### Task requirements
Select the lines of the records containing the word "AVENUE" and list them.

---*---

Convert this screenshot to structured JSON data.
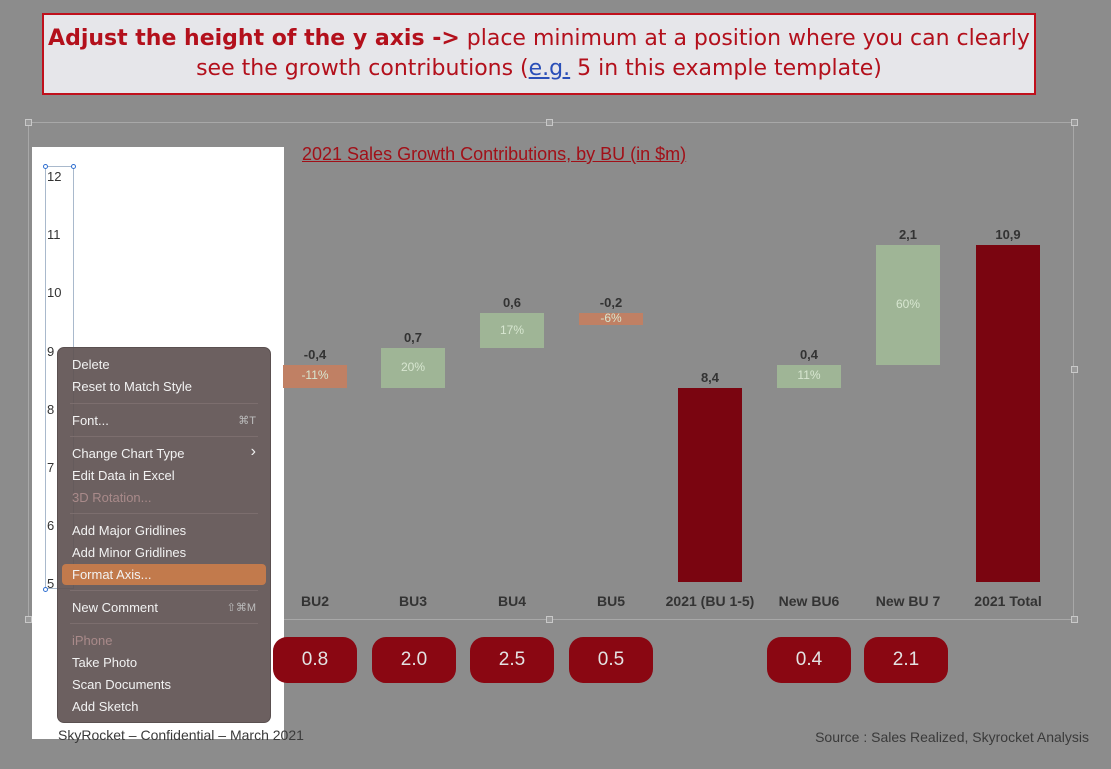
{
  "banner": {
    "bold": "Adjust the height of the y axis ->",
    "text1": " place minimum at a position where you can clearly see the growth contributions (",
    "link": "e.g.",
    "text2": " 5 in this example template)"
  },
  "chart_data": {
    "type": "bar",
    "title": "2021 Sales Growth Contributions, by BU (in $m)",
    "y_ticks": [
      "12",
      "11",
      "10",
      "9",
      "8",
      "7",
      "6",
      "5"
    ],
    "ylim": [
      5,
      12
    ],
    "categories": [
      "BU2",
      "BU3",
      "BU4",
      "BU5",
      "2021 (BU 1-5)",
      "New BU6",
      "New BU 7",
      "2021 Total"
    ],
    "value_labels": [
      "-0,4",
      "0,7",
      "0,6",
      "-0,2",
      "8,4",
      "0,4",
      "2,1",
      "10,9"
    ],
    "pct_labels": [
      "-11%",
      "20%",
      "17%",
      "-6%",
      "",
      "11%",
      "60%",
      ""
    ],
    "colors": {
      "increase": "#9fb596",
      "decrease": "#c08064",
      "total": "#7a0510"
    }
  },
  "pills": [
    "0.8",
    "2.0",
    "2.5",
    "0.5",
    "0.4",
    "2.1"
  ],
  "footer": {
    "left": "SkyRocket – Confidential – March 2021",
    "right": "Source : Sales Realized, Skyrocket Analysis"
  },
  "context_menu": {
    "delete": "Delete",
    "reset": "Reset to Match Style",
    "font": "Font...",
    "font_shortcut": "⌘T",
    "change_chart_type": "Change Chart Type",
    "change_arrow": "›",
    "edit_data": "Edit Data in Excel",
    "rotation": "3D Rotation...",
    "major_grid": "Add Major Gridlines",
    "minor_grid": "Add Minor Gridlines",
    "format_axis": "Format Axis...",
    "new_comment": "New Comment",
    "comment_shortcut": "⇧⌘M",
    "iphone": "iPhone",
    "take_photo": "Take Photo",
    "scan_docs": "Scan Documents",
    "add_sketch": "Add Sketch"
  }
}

---*---

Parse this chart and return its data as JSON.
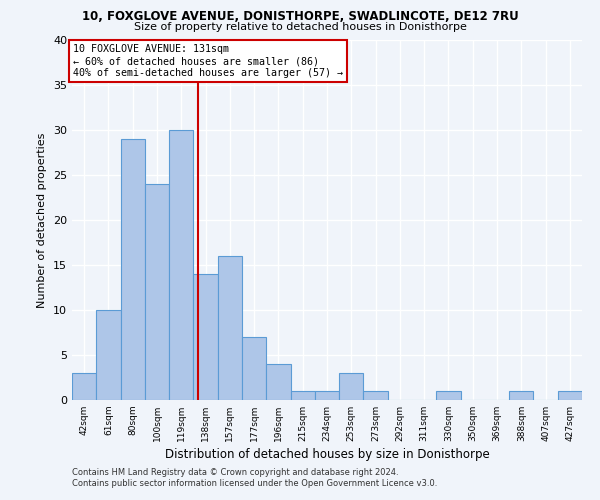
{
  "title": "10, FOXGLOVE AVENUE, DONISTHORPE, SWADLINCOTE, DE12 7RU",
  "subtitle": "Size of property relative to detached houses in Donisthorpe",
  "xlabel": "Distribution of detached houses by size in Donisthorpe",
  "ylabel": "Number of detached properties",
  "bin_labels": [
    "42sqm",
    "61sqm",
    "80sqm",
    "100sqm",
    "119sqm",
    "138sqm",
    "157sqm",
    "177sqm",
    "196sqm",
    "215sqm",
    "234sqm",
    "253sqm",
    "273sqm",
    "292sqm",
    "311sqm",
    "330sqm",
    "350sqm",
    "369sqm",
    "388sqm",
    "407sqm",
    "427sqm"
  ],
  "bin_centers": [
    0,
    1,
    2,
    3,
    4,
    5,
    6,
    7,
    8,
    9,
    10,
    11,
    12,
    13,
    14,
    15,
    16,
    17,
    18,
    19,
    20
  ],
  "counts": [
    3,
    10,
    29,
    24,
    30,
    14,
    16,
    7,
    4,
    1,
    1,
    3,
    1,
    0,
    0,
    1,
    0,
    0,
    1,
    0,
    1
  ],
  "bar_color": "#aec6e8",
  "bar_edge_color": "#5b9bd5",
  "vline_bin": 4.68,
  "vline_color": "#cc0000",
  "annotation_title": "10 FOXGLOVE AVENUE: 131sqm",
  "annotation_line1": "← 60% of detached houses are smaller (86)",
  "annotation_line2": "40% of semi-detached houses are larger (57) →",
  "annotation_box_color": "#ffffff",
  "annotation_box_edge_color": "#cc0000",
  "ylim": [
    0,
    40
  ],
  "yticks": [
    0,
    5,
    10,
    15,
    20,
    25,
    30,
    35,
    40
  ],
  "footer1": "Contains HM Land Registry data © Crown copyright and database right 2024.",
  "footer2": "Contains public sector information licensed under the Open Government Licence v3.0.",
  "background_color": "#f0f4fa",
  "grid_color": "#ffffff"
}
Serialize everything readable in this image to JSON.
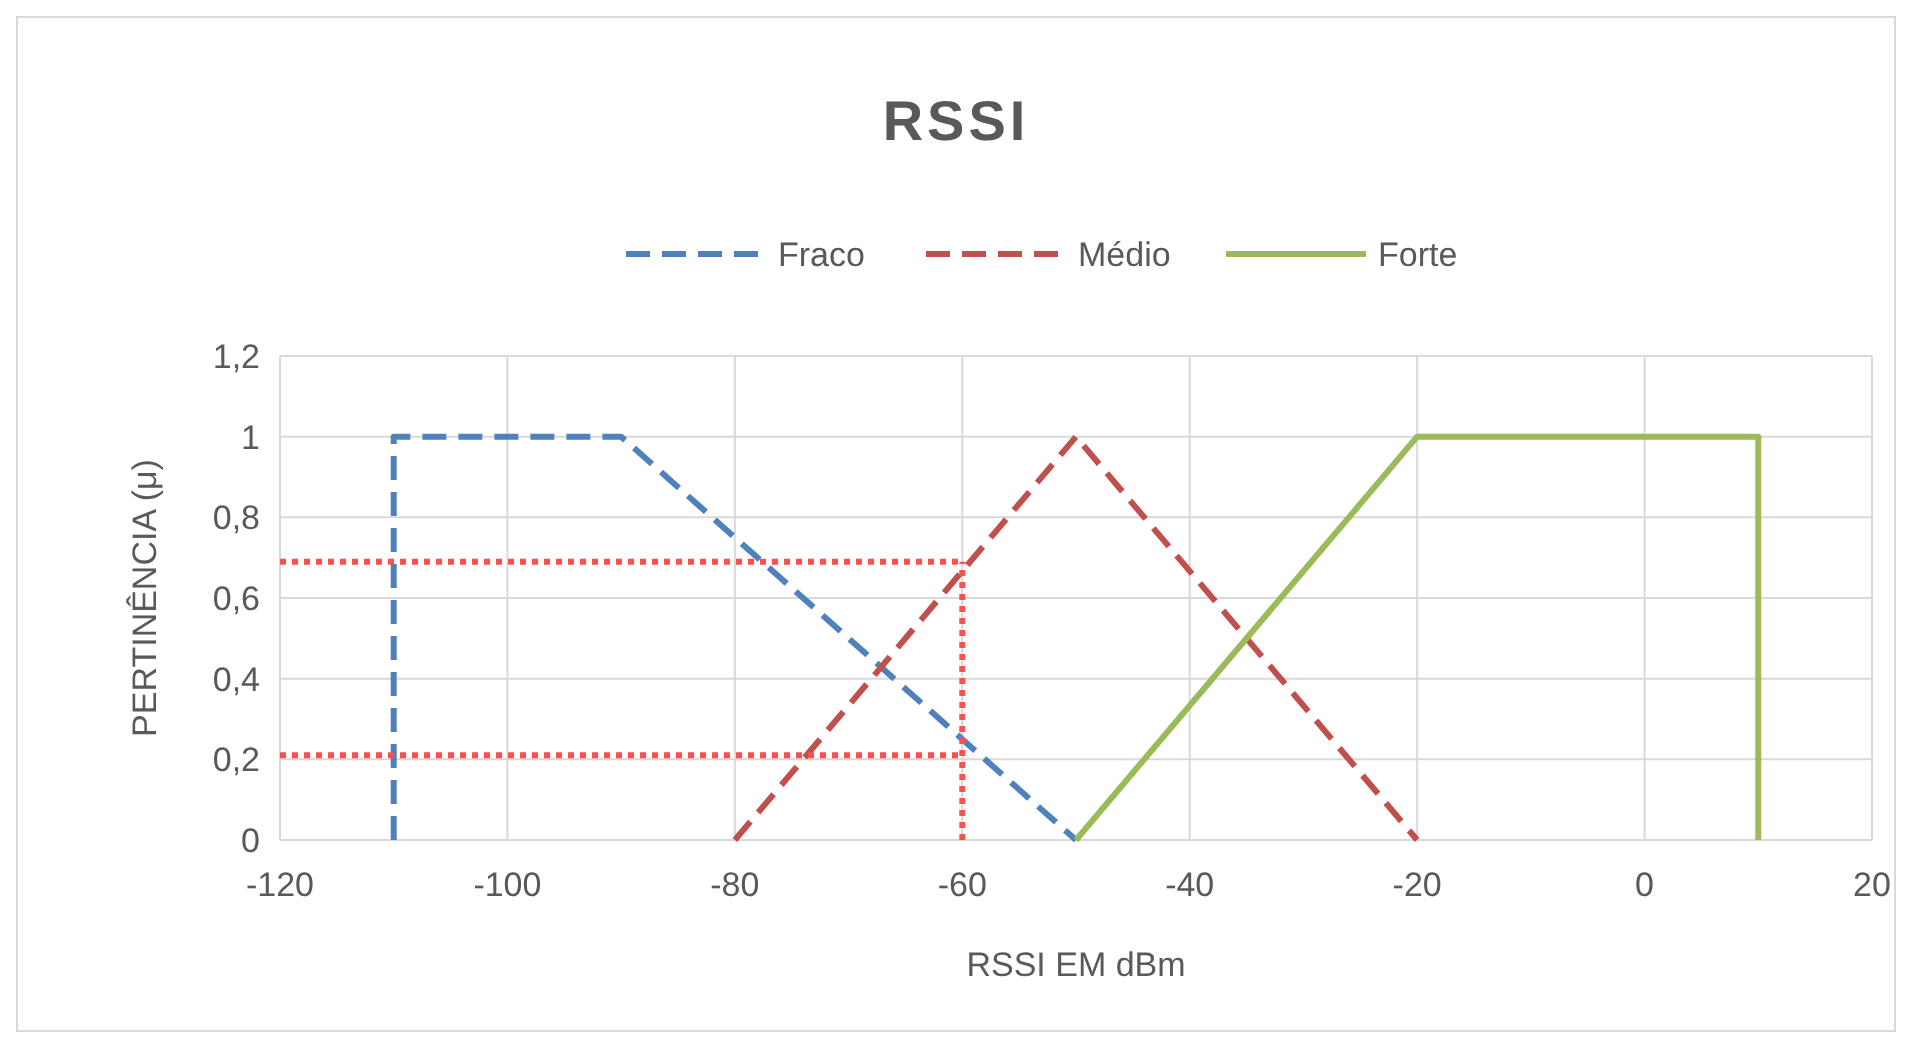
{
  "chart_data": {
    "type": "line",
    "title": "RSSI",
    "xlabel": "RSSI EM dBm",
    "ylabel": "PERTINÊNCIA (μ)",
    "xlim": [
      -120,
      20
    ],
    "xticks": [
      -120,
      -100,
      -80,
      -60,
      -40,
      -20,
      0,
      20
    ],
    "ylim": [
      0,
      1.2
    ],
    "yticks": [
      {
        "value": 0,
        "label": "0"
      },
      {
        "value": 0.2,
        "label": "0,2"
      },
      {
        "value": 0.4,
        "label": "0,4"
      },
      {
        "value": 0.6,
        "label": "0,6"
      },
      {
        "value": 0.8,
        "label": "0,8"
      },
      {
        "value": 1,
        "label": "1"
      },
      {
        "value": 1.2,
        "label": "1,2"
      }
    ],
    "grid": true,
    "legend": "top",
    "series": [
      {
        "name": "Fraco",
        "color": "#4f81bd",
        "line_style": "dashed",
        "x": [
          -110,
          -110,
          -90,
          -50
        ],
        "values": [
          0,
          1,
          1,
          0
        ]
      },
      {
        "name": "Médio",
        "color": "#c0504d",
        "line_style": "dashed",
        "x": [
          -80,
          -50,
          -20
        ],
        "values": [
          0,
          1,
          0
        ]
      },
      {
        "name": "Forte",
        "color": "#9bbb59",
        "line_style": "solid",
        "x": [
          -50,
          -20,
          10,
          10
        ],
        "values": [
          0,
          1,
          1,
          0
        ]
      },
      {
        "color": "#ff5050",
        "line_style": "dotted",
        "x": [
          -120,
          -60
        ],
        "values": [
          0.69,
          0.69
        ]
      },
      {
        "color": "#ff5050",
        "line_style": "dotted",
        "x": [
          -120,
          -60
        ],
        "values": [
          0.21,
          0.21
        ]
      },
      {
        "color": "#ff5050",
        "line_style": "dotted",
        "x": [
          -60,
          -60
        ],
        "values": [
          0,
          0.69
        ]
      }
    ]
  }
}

---*---

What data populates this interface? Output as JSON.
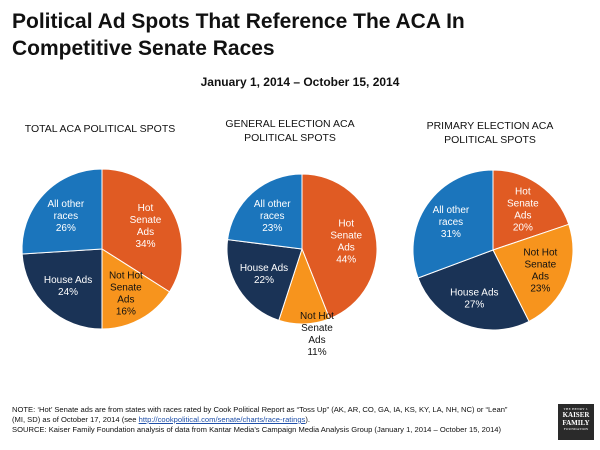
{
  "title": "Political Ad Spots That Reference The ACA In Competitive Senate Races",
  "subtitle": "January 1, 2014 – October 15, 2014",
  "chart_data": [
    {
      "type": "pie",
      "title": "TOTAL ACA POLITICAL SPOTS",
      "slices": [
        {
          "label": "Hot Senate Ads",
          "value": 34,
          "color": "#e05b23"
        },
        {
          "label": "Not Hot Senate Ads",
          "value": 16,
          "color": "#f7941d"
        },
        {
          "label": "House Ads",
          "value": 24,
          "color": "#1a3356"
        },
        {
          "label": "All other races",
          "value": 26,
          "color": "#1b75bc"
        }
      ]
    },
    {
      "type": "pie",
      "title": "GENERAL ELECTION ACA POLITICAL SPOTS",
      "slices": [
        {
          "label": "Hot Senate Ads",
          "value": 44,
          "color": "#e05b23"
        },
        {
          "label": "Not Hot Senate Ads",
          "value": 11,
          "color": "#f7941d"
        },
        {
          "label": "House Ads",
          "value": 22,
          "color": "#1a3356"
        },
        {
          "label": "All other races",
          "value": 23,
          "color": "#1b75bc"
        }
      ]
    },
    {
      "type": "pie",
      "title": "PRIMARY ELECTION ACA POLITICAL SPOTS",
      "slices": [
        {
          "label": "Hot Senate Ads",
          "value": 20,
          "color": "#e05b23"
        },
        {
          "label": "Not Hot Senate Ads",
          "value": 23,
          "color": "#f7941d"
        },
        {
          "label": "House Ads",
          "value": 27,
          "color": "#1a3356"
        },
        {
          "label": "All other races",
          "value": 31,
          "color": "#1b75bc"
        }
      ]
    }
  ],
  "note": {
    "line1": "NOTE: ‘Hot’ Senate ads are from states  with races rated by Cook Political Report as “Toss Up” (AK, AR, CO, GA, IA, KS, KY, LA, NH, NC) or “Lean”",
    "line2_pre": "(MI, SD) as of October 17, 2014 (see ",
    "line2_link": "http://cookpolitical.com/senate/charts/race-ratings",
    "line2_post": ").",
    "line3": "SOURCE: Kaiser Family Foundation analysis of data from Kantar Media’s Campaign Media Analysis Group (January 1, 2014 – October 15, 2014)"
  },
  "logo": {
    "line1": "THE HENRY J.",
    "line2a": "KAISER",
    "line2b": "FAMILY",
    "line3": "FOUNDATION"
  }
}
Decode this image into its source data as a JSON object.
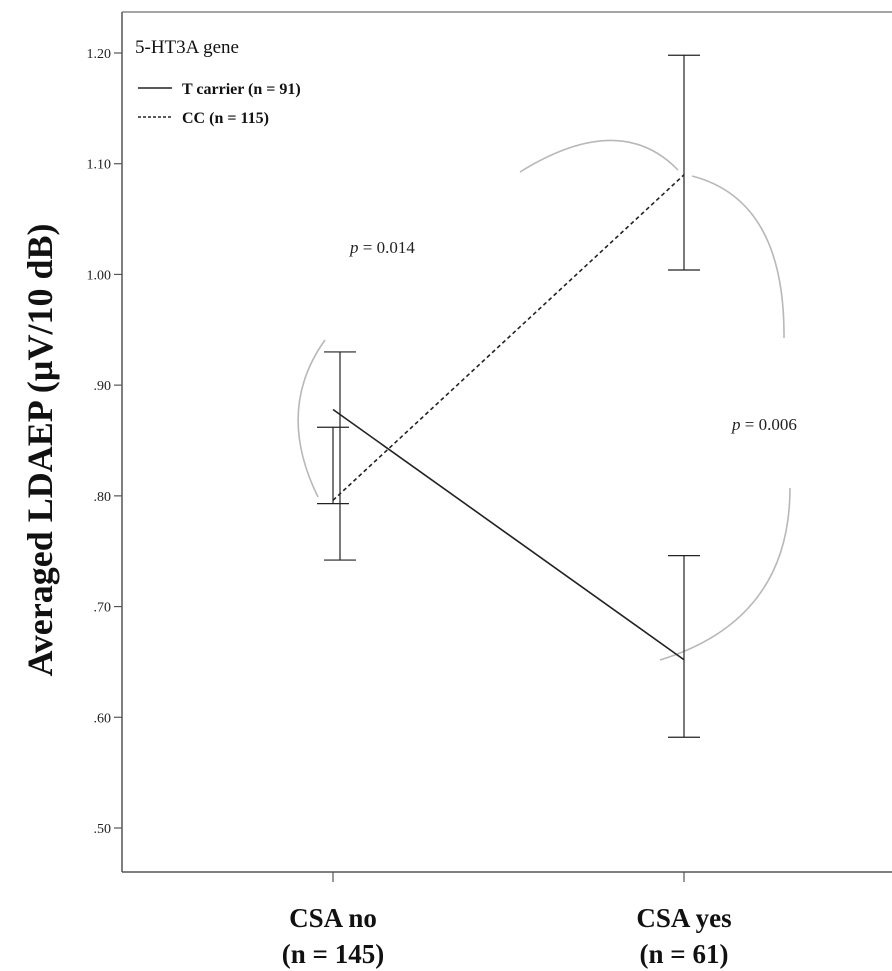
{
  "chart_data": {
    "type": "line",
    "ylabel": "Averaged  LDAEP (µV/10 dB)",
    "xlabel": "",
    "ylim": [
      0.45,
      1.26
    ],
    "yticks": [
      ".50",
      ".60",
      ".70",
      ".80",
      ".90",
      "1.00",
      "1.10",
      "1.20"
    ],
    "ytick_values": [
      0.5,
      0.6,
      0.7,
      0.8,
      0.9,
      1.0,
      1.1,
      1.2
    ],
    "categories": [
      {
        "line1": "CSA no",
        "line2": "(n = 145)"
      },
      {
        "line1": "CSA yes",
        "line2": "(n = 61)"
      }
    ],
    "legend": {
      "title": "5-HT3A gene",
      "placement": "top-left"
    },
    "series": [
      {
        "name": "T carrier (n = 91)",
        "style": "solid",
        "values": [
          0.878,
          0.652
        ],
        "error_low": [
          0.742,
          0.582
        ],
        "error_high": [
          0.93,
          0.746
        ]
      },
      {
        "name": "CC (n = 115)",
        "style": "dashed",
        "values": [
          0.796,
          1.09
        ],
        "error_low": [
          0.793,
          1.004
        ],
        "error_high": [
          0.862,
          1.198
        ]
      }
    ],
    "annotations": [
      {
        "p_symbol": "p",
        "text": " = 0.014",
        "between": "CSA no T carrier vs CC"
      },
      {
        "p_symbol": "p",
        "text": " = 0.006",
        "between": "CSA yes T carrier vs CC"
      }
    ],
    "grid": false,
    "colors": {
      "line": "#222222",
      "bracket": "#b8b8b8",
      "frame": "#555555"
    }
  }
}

---*---

### Written answer
  "title": "10, FOXGLOVE AVENUE, DONISTHORPE, SWADLINCOTE, DE12 7RU",
  "annotation_title": "10 FOXGLOVE AVENUE: 131sqm",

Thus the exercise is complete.